> Record set
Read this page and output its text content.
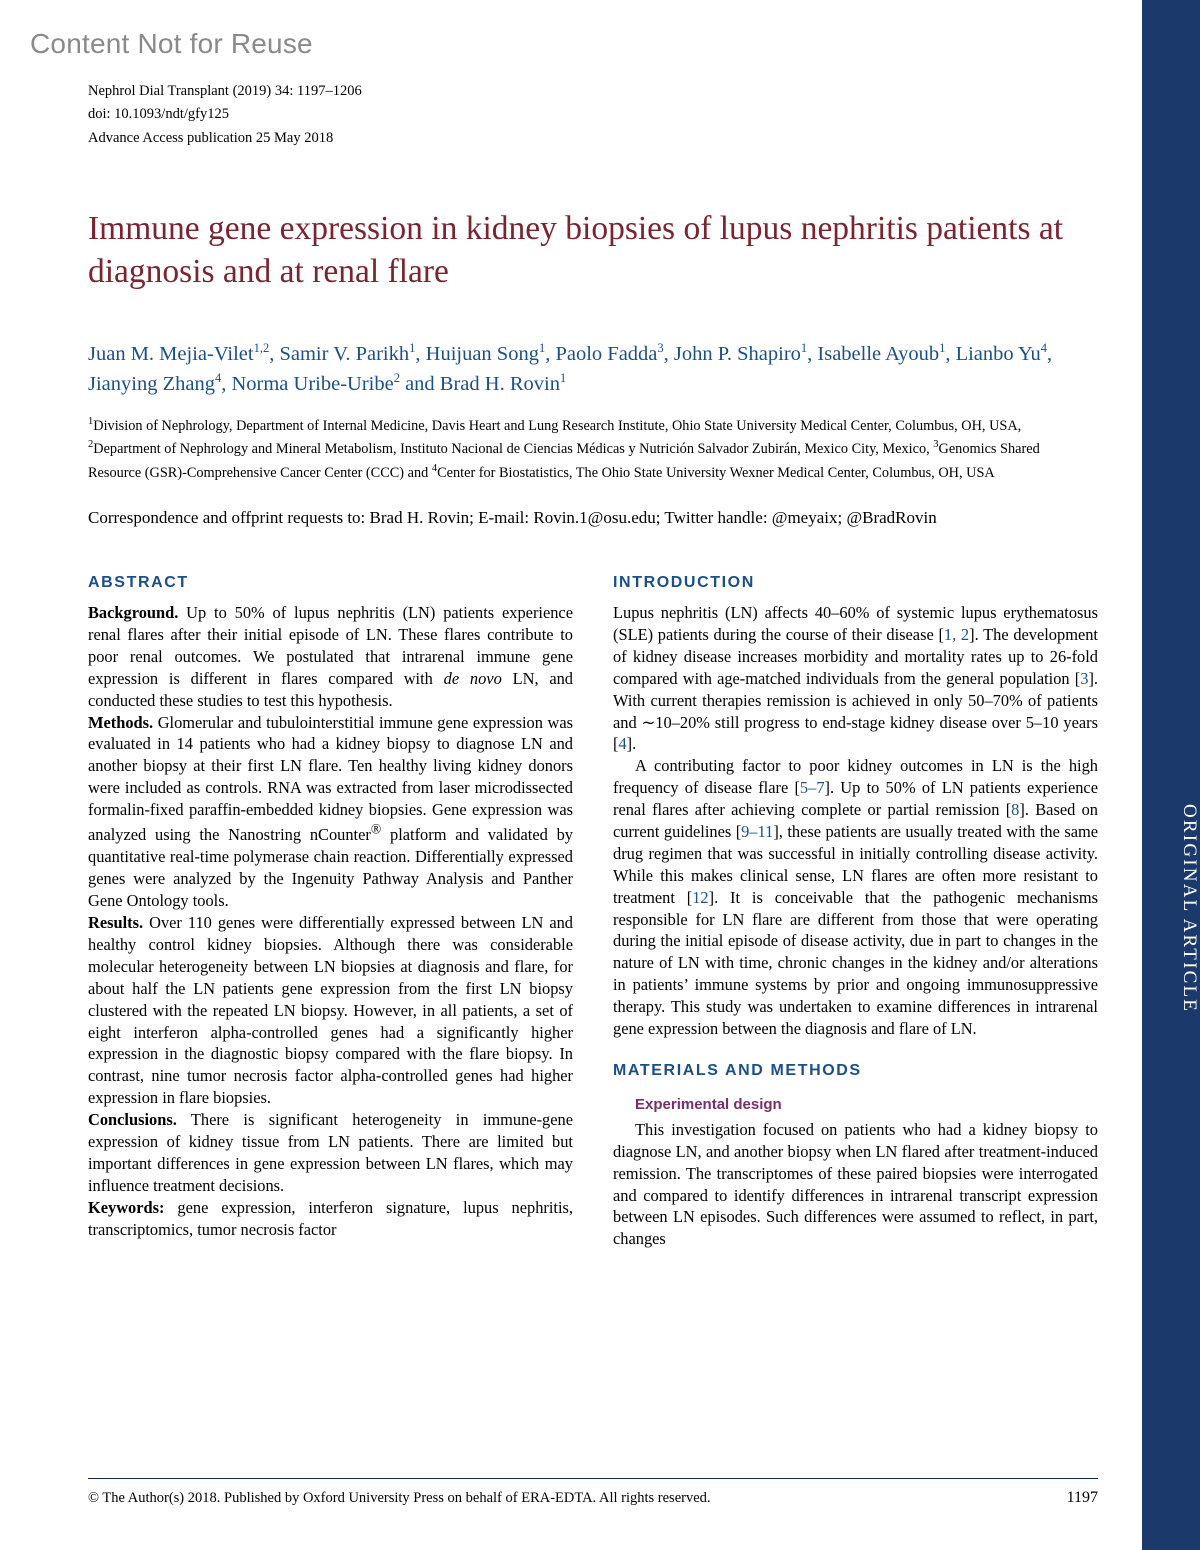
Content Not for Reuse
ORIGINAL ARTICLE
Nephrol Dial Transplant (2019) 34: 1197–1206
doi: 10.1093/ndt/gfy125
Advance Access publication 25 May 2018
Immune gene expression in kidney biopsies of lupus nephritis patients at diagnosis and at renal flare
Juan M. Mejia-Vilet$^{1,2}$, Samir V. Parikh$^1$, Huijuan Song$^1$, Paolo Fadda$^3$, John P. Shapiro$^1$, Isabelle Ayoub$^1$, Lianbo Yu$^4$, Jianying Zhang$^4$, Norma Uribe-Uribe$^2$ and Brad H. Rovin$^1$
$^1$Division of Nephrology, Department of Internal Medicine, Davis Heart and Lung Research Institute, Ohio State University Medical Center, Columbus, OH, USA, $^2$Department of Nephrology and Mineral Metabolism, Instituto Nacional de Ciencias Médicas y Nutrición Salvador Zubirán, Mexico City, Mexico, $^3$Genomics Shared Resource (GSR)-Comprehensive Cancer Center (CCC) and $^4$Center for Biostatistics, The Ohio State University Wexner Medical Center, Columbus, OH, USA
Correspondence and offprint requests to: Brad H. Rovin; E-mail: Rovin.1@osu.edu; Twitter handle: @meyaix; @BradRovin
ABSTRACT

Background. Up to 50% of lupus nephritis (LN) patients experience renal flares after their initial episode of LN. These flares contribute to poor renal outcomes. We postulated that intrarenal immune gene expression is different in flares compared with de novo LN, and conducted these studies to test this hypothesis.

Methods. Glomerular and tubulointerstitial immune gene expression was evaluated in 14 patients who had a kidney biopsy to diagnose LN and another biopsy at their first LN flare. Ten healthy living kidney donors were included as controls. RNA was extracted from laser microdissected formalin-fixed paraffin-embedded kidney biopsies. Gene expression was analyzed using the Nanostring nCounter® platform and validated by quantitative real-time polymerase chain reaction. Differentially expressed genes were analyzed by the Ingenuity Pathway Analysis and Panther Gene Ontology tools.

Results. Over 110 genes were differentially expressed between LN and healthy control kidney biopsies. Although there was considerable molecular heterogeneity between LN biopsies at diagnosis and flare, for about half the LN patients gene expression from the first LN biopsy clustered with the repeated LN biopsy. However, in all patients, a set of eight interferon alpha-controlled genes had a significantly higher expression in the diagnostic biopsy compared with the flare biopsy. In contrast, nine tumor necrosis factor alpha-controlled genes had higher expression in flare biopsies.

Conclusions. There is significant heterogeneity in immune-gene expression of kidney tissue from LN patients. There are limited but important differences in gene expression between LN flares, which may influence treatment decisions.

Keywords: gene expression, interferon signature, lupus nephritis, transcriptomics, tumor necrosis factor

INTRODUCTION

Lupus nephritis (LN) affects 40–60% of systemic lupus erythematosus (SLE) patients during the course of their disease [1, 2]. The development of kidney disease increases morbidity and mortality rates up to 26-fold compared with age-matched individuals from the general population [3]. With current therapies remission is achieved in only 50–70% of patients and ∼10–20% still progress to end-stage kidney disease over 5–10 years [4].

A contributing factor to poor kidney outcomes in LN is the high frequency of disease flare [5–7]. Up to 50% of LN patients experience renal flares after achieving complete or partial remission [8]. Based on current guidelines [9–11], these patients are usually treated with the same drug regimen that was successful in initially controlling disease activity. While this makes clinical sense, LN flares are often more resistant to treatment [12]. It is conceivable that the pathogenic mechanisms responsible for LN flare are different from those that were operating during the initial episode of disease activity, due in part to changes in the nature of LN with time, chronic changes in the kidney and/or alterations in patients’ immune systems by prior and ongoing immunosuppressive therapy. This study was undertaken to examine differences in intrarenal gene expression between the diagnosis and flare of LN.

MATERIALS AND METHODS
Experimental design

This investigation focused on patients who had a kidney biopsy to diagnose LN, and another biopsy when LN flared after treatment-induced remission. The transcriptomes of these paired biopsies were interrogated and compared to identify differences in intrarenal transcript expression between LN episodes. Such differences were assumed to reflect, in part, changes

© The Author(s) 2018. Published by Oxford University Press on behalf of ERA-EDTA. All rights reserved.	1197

> Requirement
Pictures aside, give the data again exactly as it appears.

> Written response
Read this page and output its text content.
Content Not for Reuse
ORIGINAL ARTICLE
Nephrol Dial Transplant (2019) 34: 1197–1206
doi: 10.1093/ndt/gfy125
Advance Access publication 25 May 2018
Immune gene expression in kidney biopsies of lupus nephritis patients at diagnosis and at renal flare
Juan M. Mejia-Vilet$^{1,2}$, Samir V. Parikh$^1$, Huijuan Song$^1$, Paolo Fadda$^3$, John P. Shapiro$^1$, Isabelle Ayoub$^1$, Lianbo Yu$^4$, Jianying Zhang$^4$, Norma Uribe-Uribe$^2$ and Brad H. Rovin$^1$
$^1$Division of Nephrology, Department of Internal Medicine, Davis Heart and Lung Research Institute, Ohio State University Medical Center, Columbus, OH, USA, $^2$Department of Nephrology and Mineral Metabolism, Instituto Nacional de Ciencias Médicas y Nutrición Salvador Zubirán, Mexico City, Mexico, $^3$Genomics Shared Resource (GSR)-Comprehensive Cancer Center (CCC) and $^4$Center for Biostatistics, The Ohio State University Wexner Medical Center, Columbus, OH, USA
Correspondence and offprint requests to: Brad H. Rovin; E-mail: Rovin.1@osu.edu; Twitter handle: @meyaix; @BradRovin
ABSTRACT

Background. Up to 50% of lupus nephritis (LN) patients experience renal flares after their initial episode of LN. These flares contribute to poor renal outcomes. We postulated that intrarenal immune gene expression is different in flares compared with de novo LN, and conducted these studies to test this hypothesis.

Methods. Glomerular and tubulointerstitial immune gene expression was evaluated in 14 patients who had a kidney biopsy to diagnose LN and another biopsy at their first LN flare. Ten healthy living kidney donors were included as controls. RNA was extracted from laser microdissected formalin-fixed paraffin-embedded kidney biopsies. Gene expression was analyzed using the Nanostring nCounter® platform and validated by quantitative real-time polymerase chain reaction. Differentially expressed genes were analyzed by the Ingenuity Pathway Analysis and Panther Gene Ontology tools.

Results. Over 110 genes were differentially expressed between LN and healthy control kidney biopsies. Although there was considerable molecular heterogeneity between LN biopsies at diagnosis and flare, for about half the LN patients gene expression from the first LN biopsy clustered with the repeated LN biopsy. However, in all patients, a set of eight interferon alpha-controlled genes had a significantly higher expression in the diagnostic biopsy compared with the flare biopsy. In contrast, nine tumor necrosis factor alpha-controlled genes had higher expression in flare biopsies.

Conclusions. There is significant heterogeneity in immune-gene expression of kidney tissue from LN patients. There are limited but important differences in gene expression between LN flares, which may influence treatment decisions.

Keywords: gene expression, interferon signature, lupus nephritis, transcriptomics, tumor necrosis factor

INTRODUCTION

Lupus nephritis (LN) affects 40–60% of systemic lupus erythematosus (SLE) patients during the course of their disease [1, 2]. The development of kidney disease increases morbidity and mortality rates up to 26-fold compared with age-matched individuals from the general population [3]. With current therapies remission is achieved in only 50–70% of patients and ∼10–20% still progress to end-stage kidney disease over 5–10 years [4].

A contributing factor to poor kidney outcomes in LN is the high frequency of disease flare [5–7]. Up to 50% of LN patients experience renal flares after achieving complete or partial remission [8]. Based on current guidelines [9–11], these patients are usually treated with the same drug regimen that was successful in initially controlling disease activity. While this makes clinical sense, LN flares are often more resistant to treatment [12]. It is conceivable that the pathogenic mechanisms responsible for LN flare are different from those that were operating during the initial episode of disease activity, due in part to changes in the nature of LN with time, chronic changes in the kidney and/or alterations in patients’ immune systems by prior and ongoing immunosuppressive therapy. This study was undertaken to examine differences in intrarenal gene expression between the diagnosis and flare of LN.

MATERIALS AND METHODS
Experimental design

This investigation focused on patients who had a kidney biopsy to diagnose LN, and another biopsy when LN flared after treatment-induced remission. The transcriptomes of these paired biopsies were interrogated and compared to identify differences in intrarenal transcript expression between LN episodes. Such differences were assumed to reflect, in part, changes

© The Author(s) 2018. Published by Oxford University Press on behalf of ERA-EDTA. All rights reserved.	1197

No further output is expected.